%%

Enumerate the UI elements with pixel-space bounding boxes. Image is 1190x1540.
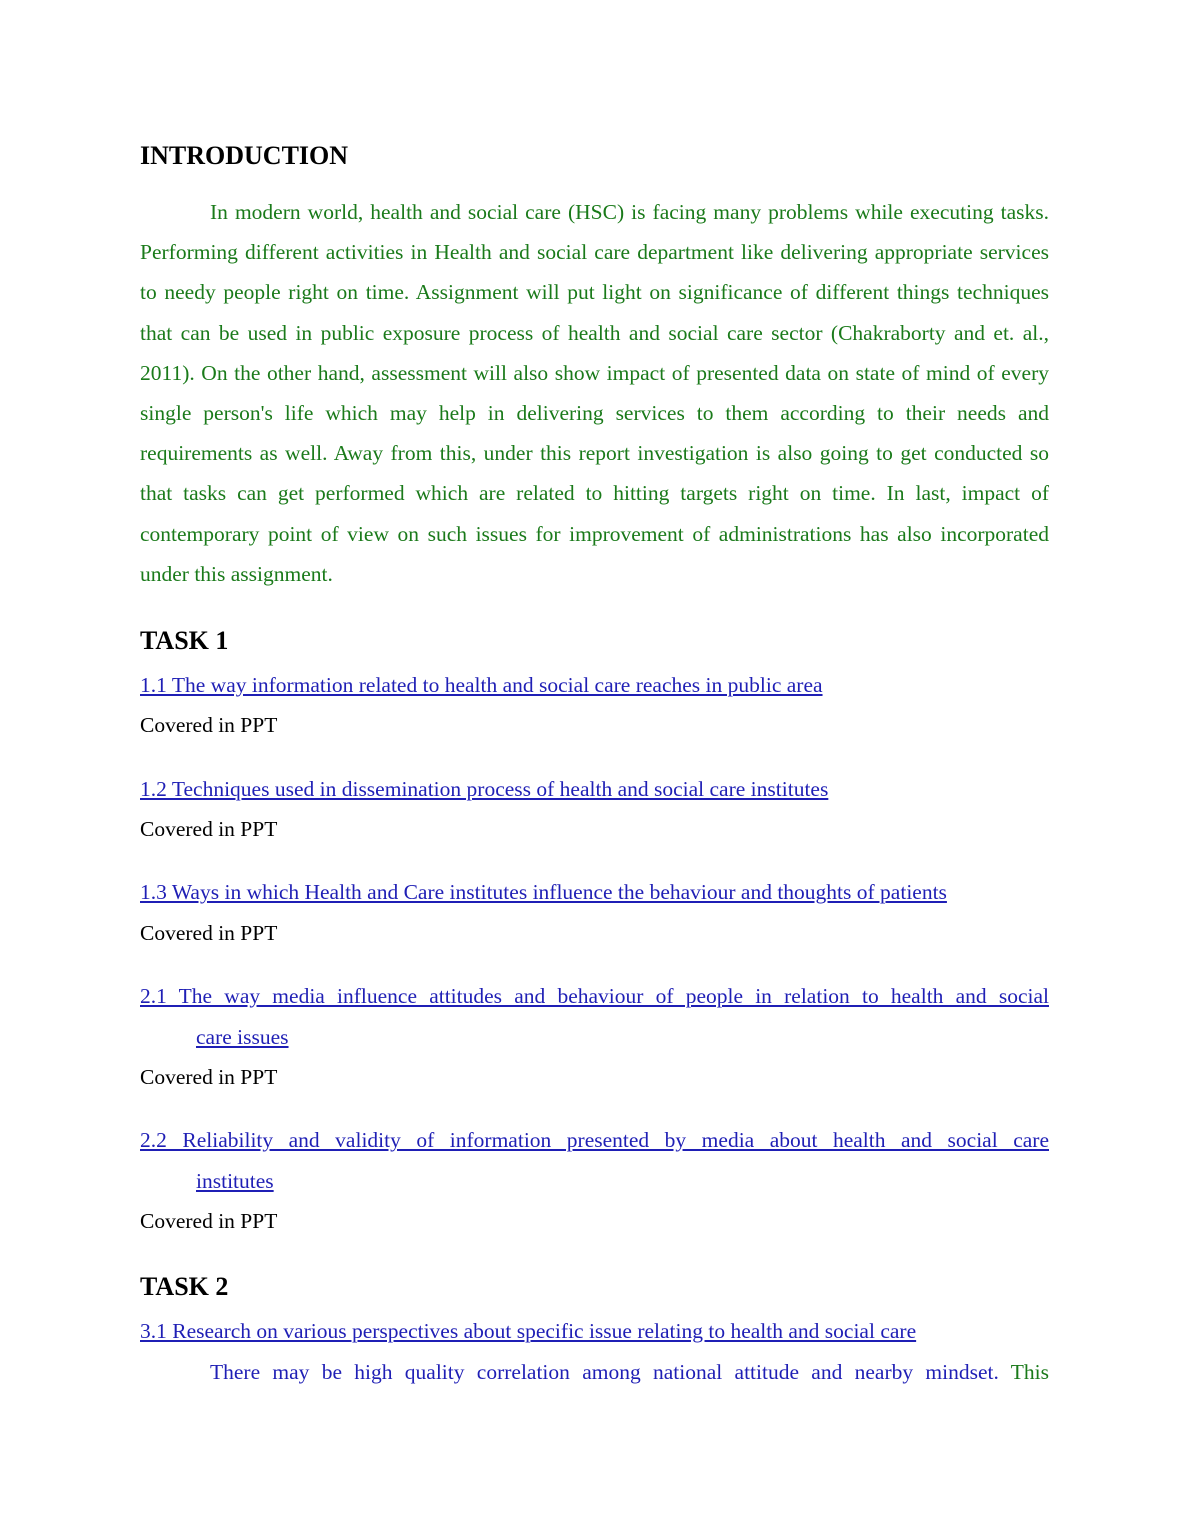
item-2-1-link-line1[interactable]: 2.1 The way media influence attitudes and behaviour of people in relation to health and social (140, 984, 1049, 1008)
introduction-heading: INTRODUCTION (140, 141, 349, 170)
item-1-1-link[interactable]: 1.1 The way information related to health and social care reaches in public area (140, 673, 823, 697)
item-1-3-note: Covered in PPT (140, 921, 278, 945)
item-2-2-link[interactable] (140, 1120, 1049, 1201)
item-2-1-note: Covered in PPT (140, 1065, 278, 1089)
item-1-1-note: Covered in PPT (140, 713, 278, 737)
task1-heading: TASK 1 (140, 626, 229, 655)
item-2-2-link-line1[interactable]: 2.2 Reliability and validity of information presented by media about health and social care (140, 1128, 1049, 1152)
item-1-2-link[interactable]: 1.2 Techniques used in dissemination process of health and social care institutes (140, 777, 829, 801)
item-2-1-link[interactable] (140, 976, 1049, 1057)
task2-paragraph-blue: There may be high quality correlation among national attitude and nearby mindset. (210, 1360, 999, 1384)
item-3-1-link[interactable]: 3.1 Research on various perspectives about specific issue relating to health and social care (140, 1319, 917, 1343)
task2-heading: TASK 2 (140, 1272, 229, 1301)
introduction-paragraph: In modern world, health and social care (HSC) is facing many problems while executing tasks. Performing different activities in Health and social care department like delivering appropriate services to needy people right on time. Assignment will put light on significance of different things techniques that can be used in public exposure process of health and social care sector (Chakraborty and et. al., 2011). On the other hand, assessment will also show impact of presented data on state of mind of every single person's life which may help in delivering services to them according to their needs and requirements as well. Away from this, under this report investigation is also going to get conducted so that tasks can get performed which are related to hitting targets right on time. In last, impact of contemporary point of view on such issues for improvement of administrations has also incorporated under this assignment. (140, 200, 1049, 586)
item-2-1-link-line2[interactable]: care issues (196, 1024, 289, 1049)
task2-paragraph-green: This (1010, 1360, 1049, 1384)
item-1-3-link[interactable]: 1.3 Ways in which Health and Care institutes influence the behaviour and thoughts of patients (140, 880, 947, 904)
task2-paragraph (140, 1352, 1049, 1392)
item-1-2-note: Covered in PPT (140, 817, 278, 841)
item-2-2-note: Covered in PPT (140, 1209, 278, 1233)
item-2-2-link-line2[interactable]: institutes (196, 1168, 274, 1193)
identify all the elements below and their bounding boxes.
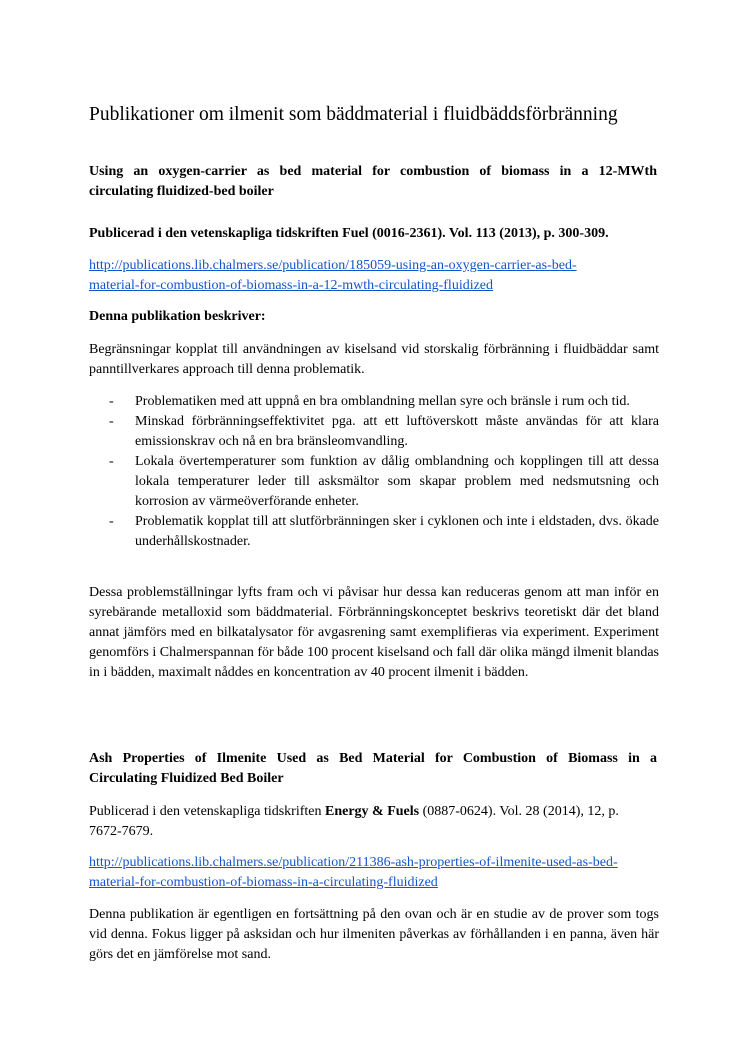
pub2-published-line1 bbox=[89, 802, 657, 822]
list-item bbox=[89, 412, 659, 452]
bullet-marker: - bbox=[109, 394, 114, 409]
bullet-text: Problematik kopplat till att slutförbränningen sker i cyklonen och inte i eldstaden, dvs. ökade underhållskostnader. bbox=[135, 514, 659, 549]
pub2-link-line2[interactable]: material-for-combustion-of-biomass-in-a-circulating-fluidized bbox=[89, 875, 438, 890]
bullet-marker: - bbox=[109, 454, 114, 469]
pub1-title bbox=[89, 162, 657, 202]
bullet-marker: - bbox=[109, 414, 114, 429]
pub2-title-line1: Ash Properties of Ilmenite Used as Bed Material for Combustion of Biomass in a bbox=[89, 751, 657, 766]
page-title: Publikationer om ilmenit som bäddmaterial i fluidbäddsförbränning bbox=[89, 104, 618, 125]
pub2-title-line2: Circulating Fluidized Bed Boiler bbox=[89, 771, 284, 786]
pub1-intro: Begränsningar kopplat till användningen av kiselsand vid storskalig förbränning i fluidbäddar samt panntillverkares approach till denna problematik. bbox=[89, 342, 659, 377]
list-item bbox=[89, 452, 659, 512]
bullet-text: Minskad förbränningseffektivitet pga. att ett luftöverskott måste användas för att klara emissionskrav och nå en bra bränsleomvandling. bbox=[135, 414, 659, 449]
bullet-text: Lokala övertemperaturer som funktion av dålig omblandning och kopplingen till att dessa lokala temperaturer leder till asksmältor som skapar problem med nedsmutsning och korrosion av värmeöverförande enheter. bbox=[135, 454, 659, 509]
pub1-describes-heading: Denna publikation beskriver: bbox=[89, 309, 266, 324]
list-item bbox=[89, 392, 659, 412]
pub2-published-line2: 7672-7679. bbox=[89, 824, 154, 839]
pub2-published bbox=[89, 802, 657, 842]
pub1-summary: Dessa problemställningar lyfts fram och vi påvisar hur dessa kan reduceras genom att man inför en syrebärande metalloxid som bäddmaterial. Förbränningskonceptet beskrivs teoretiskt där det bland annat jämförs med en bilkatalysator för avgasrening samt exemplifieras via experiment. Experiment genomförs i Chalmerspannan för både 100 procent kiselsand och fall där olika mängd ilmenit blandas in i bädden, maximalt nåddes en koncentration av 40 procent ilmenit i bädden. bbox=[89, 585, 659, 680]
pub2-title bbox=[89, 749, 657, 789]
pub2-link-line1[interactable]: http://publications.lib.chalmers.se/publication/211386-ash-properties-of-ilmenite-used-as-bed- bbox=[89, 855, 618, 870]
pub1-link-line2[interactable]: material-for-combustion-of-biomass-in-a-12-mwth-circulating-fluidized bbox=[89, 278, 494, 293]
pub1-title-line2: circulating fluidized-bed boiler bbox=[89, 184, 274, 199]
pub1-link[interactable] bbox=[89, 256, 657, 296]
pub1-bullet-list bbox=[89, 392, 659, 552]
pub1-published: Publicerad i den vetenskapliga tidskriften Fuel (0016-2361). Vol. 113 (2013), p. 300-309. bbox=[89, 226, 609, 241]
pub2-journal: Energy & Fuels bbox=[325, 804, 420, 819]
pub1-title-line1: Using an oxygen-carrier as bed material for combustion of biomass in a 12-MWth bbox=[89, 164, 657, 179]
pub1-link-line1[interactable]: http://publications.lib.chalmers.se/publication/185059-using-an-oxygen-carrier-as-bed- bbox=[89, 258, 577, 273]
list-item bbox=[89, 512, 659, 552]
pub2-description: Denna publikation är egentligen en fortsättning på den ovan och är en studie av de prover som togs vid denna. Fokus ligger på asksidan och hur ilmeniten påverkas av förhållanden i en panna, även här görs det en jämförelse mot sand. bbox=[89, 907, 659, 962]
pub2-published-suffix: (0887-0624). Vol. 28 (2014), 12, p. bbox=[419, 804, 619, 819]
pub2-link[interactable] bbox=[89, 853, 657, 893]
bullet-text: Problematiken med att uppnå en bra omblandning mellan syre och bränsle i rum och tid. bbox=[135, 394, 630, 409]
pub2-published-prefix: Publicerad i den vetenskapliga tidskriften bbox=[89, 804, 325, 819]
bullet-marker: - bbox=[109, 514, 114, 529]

%%

What is being asked: Print the entries again exactly as they appear above. Do not print the pictures.

Result for this task:
Enumerate the UI elements with pixel-space bounding boxes. Image is 1190x1540.
item-2-1-link-line1[interactable]: 2.1 The way media influence attitudes and behaviour of people in relation to health and social (140, 984, 1049, 1008)
introduction-heading: INTRODUCTION (140, 141, 349, 170)
item-1-1-link[interactable]: 1.1 The way information related to health and social care reaches in public area (140, 673, 823, 697)
item-1-3-note: Covered in PPT (140, 921, 278, 945)
item-2-2-link[interactable] (140, 1120, 1049, 1201)
item-2-1-note: Covered in PPT (140, 1065, 278, 1089)
item-1-1-note: Covered in PPT (140, 713, 278, 737)
task1-heading: TASK 1 (140, 626, 229, 655)
item-2-2-link-line1[interactable]: 2.2 Reliability and validity of information presented by media about health and social care (140, 1128, 1049, 1152)
item-1-2-link[interactable]: 1.2 Techniques used in dissemination process of health and social care institutes (140, 777, 829, 801)
item-2-1-link[interactable] (140, 976, 1049, 1057)
task2-paragraph-blue: There may be high quality correlation among national attitude and nearby mindset. (210, 1360, 999, 1384)
item-3-1-link[interactable]: 3.1 Research on various perspectives about specific issue relating to health and social care (140, 1319, 917, 1343)
task2-heading: TASK 2 (140, 1272, 229, 1301)
introduction-paragraph: In modern world, health and social care (HSC) is facing many problems while executing tasks. Performing different activities in Health and social care department like delivering appropriate services to needy people right on time. Assignment will put light on significance of different things techniques that can be used in public exposure process of health and social care sector (Chakraborty and et. al., 2011). On the other hand, assessment will also show impact of presented data on state of mind of every single person's life which may help in delivering services to them according to their needs and requirements as well. Away from this, under this report investigation is also going to get conducted so that tasks can get performed which are related to hitting targets right on time. In last, impact of contemporary point of view on such issues for improvement of administrations has also incorporated under this assignment. (140, 200, 1049, 586)
item-2-1-link-line2[interactable]: care issues (196, 1024, 289, 1049)
task2-paragraph-green: This (1010, 1360, 1049, 1384)
item-1-3-link[interactable]: 1.3 Ways in which Health and Care institutes influence the behaviour and thoughts of patients (140, 880, 947, 904)
task2-paragraph (140, 1352, 1049, 1392)
item-1-2-note: Covered in PPT (140, 817, 278, 841)
item-2-2-note: Covered in PPT (140, 1209, 278, 1233)
item-2-2-link-line2[interactable]: institutes (196, 1168, 274, 1193)
identify all the elements below and their bounding boxes.
pub2-published-line1 bbox=[89, 802, 657, 822]
list-item bbox=[89, 412, 659, 452]
bullet-marker: - bbox=[109, 394, 114, 409]
bullet-text: Problematik kopplat till att slutförbränningen sker i cyklonen och inte i eldstaden, dvs. ökade underhållskostnader. bbox=[135, 514, 659, 549]
pub2-link-line2[interactable]: material-for-combustion-of-biomass-in-a-circulating-fluidized bbox=[89, 875, 438, 890]
bullet-marker: - bbox=[109, 454, 114, 469]
pub1-title bbox=[89, 162, 657, 202]
bullet-marker: - bbox=[109, 414, 114, 429]
pub2-title-line1: Ash Properties of Ilmenite Used as Bed Material for Combustion of Biomass in a bbox=[89, 751, 657, 766]
page-title: Publikationer om ilmenit som bäddmaterial i fluidbäddsförbränning bbox=[89, 104, 618, 125]
pub2-title-line2: Circulating Fluidized Bed Boiler bbox=[89, 771, 284, 786]
pub1-intro: Begränsningar kopplat till användningen av kiselsand vid storskalig förbränning i fluidbäddar samt panntillverkares approach till denna problematik. bbox=[89, 342, 659, 377]
list-item bbox=[89, 452, 659, 512]
bullet-text: Minskad förbränningseffektivitet pga. att ett luftöverskott måste användas för att klara emissionskrav och nå en bra bränsleomvandling. bbox=[135, 414, 659, 449]
bullet-text: Lokala övertemperaturer som funktion av dålig omblandning och kopplingen till att dessa lokala temperaturer leder till asksmältor som skapar problem med nedsmutsning och korrosion av värmeöverförande enheter. bbox=[135, 454, 659, 509]
pub1-describes-heading: Denna publikation beskriver: bbox=[89, 309, 266, 324]
list-item bbox=[89, 392, 659, 412]
pub2-published-line2: 7672-7679. bbox=[89, 824, 154, 839]
pub2-published bbox=[89, 802, 657, 842]
pub1-summary: Dessa problemställningar lyfts fram och vi påvisar hur dessa kan reduceras genom att man inför en syrebärande metalloxid som bäddmaterial. Förbränningskonceptet beskrivs teoretiskt där det bland annat jämförs med en bilkatalysator för avgasrening samt exemplifieras via experiment. Experiment genomförs i Chalmerspannan för både 100 procent kiselsand och fall där olika mängd ilmenit blandas in i bädden, maximalt nåddes en koncentration av 40 procent ilmenit i bädden. bbox=[89, 585, 659, 680]
pub2-title bbox=[89, 749, 657, 789]
pub2-link-line1[interactable]: http://publications.lib.chalmers.se/publication/211386-ash-properties-of-ilmenite-used-as-bed- bbox=[89, 855, 618, 870]
pub1-link-line2[interactable]: material-for-combustion-of-biomass-in-a-12-mwth-circulating-fluidized bbox=[89, 278, 494, 293]
pub1-title-line2: circulating fluidized-bed boiler bbox=[89, 184, 274, 199]
pub1-link[interactable] bbox=[89, 256, 657, 296]
pub1-bullet-list bbox=[89, 392, 659, 552]
pub1-published: Publicerad i den vetenskapliga tidskriften Fuel (0016-2361). Vol. 113 (2013), p. 300-309. bbox=[89, 226, 609, 241]
pub2-journal: Energy & Fuels bbox=[325, 804, 420, 819]
pub1-title-line1: Using an oxygen-carrier as bed material for combustion of biomass in a 12-MWth bbox=[89, 164, 657, 179]
pub1-link-line1[interactable]: http://publications.lib.chalmers.se/publication/185059-using-an-oxygen-carrier-as-bed- bbox=[89, 258, 577, 273]
list-item bbox=[89, 512, 659, 552]
pub2-description: Denna publikation är egentligen en fortsättning på den ovan och är en studie av de prover som togs vid denna. Fokus ligger på asksidan och hur ilmeniten påverkas av förhållanden i en panna, även här görs det en jämförelse mot sand. bbox=[89, 907, 659, 962]
pub2-published-suffix: (0887-0624). Vol. 28 (2014), 12, p. bbox=[419, 804, 619, 819]
pub2-link[interactable] bbox=[89, 853, 657, 893]
bullet-text: Problematiken med att uppnå en bra omblandning mellan syre och bränsle i rum och tid. bbox=[135, 394, 630, 409]
pub2-published-prefix: Publicerad i den vetenskapliga tidskriften bbox=[89, 804, 325, 819]
bullet-marker: - bbox=[109, 514, 114, 529]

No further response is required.